__TASK DATA__:
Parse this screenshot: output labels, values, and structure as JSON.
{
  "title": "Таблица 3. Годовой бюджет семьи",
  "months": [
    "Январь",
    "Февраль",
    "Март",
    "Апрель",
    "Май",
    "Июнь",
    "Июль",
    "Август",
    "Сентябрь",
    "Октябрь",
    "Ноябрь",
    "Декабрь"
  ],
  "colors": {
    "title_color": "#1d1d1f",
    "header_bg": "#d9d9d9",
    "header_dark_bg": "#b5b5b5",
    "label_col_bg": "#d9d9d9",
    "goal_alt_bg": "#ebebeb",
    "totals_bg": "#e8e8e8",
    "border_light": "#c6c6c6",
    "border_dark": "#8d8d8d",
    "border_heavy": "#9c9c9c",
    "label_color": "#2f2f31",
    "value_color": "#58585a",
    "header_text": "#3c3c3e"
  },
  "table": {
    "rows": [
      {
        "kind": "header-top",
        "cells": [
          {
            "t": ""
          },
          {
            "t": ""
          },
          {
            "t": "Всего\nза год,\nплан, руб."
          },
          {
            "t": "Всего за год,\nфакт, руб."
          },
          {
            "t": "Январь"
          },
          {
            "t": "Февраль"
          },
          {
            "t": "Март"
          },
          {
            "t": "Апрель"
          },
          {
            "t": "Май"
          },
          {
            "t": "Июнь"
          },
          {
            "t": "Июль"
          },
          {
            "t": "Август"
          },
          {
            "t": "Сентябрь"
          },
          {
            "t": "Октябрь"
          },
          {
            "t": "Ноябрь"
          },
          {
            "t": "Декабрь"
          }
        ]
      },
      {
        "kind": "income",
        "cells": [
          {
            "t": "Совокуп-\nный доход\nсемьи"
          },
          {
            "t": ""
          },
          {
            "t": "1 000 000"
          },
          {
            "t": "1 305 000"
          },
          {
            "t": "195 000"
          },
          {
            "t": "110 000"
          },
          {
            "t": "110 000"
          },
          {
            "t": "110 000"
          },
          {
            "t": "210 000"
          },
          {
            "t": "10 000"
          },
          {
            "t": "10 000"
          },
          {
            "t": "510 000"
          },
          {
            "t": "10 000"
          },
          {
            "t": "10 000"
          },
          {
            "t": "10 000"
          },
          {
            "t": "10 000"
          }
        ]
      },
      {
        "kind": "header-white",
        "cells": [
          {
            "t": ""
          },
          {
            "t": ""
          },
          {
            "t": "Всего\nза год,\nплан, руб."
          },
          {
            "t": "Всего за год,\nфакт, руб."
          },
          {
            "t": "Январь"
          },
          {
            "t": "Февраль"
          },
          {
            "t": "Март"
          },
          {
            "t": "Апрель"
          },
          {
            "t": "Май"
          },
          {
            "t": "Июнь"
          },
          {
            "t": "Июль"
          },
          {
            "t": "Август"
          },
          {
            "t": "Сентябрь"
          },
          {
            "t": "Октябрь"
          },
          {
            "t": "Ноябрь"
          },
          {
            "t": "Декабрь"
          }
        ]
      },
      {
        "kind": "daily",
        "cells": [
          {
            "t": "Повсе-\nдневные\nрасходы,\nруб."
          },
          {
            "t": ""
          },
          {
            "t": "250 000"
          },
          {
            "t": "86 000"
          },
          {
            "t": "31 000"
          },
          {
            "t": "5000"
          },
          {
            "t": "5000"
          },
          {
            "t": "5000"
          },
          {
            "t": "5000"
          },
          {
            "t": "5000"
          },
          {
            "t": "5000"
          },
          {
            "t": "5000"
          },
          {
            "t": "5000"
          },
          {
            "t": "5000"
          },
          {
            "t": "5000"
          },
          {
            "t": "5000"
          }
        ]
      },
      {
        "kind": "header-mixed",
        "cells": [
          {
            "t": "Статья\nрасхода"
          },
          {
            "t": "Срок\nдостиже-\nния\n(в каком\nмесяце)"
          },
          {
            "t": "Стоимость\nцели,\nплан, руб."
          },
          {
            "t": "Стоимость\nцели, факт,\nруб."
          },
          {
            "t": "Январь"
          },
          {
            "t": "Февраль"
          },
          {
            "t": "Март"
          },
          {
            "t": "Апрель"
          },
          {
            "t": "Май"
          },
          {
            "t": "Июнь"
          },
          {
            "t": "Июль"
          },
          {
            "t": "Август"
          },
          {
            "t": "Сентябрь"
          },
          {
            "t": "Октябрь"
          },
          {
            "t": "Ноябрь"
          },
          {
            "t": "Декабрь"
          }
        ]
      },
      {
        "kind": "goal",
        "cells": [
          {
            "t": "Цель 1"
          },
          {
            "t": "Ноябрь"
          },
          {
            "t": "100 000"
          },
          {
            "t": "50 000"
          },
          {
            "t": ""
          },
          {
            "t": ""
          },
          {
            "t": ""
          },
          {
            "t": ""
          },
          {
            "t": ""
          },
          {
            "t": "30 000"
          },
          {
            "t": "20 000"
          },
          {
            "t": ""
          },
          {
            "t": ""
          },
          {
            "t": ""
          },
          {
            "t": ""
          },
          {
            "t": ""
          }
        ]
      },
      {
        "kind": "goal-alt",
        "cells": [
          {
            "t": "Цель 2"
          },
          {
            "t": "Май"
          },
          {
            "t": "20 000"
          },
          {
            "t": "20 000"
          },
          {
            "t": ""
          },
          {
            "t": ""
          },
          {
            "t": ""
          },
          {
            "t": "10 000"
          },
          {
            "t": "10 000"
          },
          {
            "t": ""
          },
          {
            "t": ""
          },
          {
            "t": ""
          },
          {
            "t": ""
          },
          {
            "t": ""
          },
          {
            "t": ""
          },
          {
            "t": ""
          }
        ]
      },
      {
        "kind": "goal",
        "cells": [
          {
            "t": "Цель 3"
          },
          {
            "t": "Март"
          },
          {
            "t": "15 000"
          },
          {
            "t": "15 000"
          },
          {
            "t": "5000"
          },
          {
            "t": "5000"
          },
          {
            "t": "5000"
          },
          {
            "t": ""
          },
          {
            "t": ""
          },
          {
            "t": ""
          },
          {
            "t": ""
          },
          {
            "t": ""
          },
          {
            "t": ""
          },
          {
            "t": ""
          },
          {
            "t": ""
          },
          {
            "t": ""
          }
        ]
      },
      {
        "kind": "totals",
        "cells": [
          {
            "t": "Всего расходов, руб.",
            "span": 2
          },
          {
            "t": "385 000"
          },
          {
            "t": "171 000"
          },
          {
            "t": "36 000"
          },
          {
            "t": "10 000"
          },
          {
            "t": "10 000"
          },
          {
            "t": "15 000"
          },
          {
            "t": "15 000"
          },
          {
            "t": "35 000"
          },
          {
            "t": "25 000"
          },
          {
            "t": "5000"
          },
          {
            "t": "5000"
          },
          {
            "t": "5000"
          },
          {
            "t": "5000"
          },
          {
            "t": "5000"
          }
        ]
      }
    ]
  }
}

__EXERCISE DIRECTIONS__:
Quote the entire listing above exactly.

__FINISHED TASK__:
Parse this screenshot: output labels, values, and structure as JSON.
{
  "title": "Таблица 3. Годовой бюджет семьи",
  "months": [
    "Январь",
    "Февраль",
    "Март",
    "Апрель",
    "Май",
    "Июнь",
    "Июль",
    "Август",
    "Сентябрь",
    "Октябрь",
    "Ноябрь",
    "Декабрь"
  ],
  "colors": {
    "title_color": "#1d1d1f",
    "header_bg": "#d9d9d9",
    "header_dark_bg": "#b5b5b5",
    "label_col_bg": "#d9d9d9",
    "goal_alt_bg": "#ebebeb",
    "totals_bg": "#e8e8e8",
    "border_light": "#c6c6c6",
    "border_dark": "#8d8d8d",
    "border_heavy": "#9c9c9c",
    "label_color": "#2f2f31",
    "value_color": "#58585a",
    "header_text": "#3c3c3e"
  },
  "table": {
    "rows": [
      {
        "kind": "header-top",
        "cells": [
          {
            "t": ""
          },
          {
            "t": ""
          },
          {
            "t": "Всего\nза год,\nплан, руб."
          },
          {
            "t": "Всего за год,\nфакт, руб."
          },
          {
            "t": "Январь"
          },
          {
            "t": "Февраль"
          },
          {
            "t": "Март"
          },
          {
            "t": "Апрель"
          },
          {
            "t": "Май"
          },
          {
            "t": "Июнь"
          },
          {
            "t": "Июль"
          },
          {
            "t": "Август"
          },
          {
            "t": "Сентябрь"
          },
          {
            "t": "Октябрь"
          },
          {
            "t": "Ноябрь"
          },
          {
            "t": "Декабрь"
          }
        ]
      },
      {
        "kind": "income",
        "cells": [
          {
            "t": "Совокуп-\nный доход\nсемьи"
          },
          {
            "t": ""
          },
          {
            "t": "1 000 000"
          },
          {
            "t": "1 305 000"
          },
          {
            "t": "195 000"
          },
          {
            "t": "110 000"
          },
          {
            "t": "110 000"
          },
          {
            "t": "110 000"
          },
          {
            "t": "210 000"
          },
          {
            "t": "10 000"
          },
          {
            "t": "10 000"
          },
          {
            "t": "510 000"
          },
          {
            "t": "10 000"
          },
          {
            "t": "10 000"
          },
          {
            "t": "10 000"
          },
          {
            "t": "10 000"
          }
        ]
      },
      {
        "kind": "header-white",
        "cells": [
          {
            "t": ""
          },
          {
            "t": ""
          },
          {
            "t": "Всего\nза год,\nплан, руб."
          },
          {
            "t": "Всего за год,\nфакт, руб."
          },
          {
            "t": "Январь"
          },
          {
            "t": "Февраль"
          },
          {
            "t": "Март"
          },
          {
            "t": "Апрель"
          },
          {
            "t": "Май"
          },
          {
            "t": "Июнь"
          },
          {
            "t": "Июль"
          },
          {
            "t": "Август"
          },
          {
            "t": "Сентябрь"
          },
          {
            "t": "Октябрь"
          },
          {
            "t": "Ноябрь"
          },
          {
            "t": "Декабрь"
          }
        ]
      },
      {
        "kind": "daily",
        "cells": [
          {
            "t": "Повсе-\nдневные\nрасходы,\nруб."
          },
          {
            "t": ""
          },
          {
            "t": "250 000"
          },
          {
            "t": "86 000"
          },
          {
            "t": "31 000"
          },
          {
            "t": "5000"
          },
          {
            "t": "5000"
          },
          {
            "t": "5000"
          },
          {
            "t": "5000"
          },
          {
            "t": "5000"
          },
          {
            "t": "5000"
          },
          {
            "t": "5000"
          },
          {
            "t": "5000"
          },
          {
            "t": "5000"
          },
          {
            "t": "5000"
          },
          {
            "t": "5000"
          }
        ]
      },
      {
        "kind": "header-mixed",
        "cells": [
          {
            "t": "Статья\nрасхода"
          },
          {
            "t": "Срок\nдостиже-\nния\n(в каком\nмесяце)"
          },
          {
            "t": "Стоимость\nцели,\nплан, руб."
          },
          {
            "t": "Стоимость\nцели, факт,\nруб."
          },
          {
            "t": "Январь"
          },
          {
            "t": "Февраль"
          },
          {
            "t": "Март"
          },
          {
            "t": "Апрель"
          },
          {
            "t": "Май"
          },
          {
            "t": "Июнь"
          },
          {
            "t": "Июль"
          },
          {
            "t": "Август"
          },
          {
            "t": "Сентябрь"
          },
          {
            "t": "Октябрь"
          },
          {
            "t": "Ноябрь"
          },
          {
            "t": "Декабрь"
          }
        ]
      },
      {
        "kind": "goal",
        "cells": [
          {
            "t": "Цель 1"
          },
          {
            "t": "Ноябрь"
          },
          {
            "t": "100 000"
          },
          {
            "t": "50 000"
          },
          {
            "t": ""
          },
          {
            "t": ""
          },
          {
            "t": ""
          },
          {
            "t": ""
          },
          {
            "t": ""
          },
          {
            "t": "30 000"
          },
          {
            "t": "20 000"
          },
          {
            "t": ""
          },
          {
            "t": ""
          },
          {
            "t": ""
          },
          {
            "t": ""
          },
          {
            "t": ""
          }
        ]
      },
      {
        "kind": "goal-alt",
        "cells": [
          {
            "t": "Цель 2"
          },
          {
            "t": "Май"
          },
          {
            "t": "20 000"
          },
          {
            "t": "20 000"
          },
          {
            "t": ""
          },
          {
            "t": ""
          },
          {
            "t": ""
          },
          {
            "t": "10 000"
          },
          {
            "t": "10 000"
          },
          {
            "t": ""
          },
          {
            "t": ""
          },
          {
            "t": ""
          },
          {
            "t": ""
          },
          {
            "t": ""
          },
          {
            "t": ""
          },
          {
            "t": ""
          }
        ]
      },
      {
        "kind": "goal",
        "cells": [
          {
            "t": "Цель 3"
          },
          {
            "t": "Март"
          },
          {
            "t": "15 000"
          },
          {
            "t": "15 000"
          },
          {
            "t": "5000"
          },
          {
            "t": "5000"
          },
          {
            "t": "5000"
          },
          {
            "t": ""
          },
          {
            "t": ""
          },
          {
            "t": ""
          },
          {
            "t": ""
          },
          {
            "t": ""
          },
          {
            "t": ""
          },
          {
            "t": ""
          },
          {
            "t": ""
          },
          {
            "t": ""
          }
        ]
      },
      {
        "kind": "totals",
        "cells": [
          {
            "t": "Всего расходов, руб.",
            "span": 2
          },
          {
            "t": "385 000"
          },
          {
            "t": "171 000"
          },
          {
            "t": "36 000"
          },
          {
            "t": "10 000"
          },
          {
            "t": "10 000"
          },
          {
            "t": "15 000"
          },
          {
            "t": "15 000"
          },
          {
            "t": "35 000"
          },
          {
            "t": "25 000"
          },
          {
            "t": "5000"
          },
          {
            "t": "5000"
          },
          {
            "t": "5000"
          },
          {
            "t": "5000"
          },
          {
            "t": "5000"
          }
        ]
      }
    ]
  }
}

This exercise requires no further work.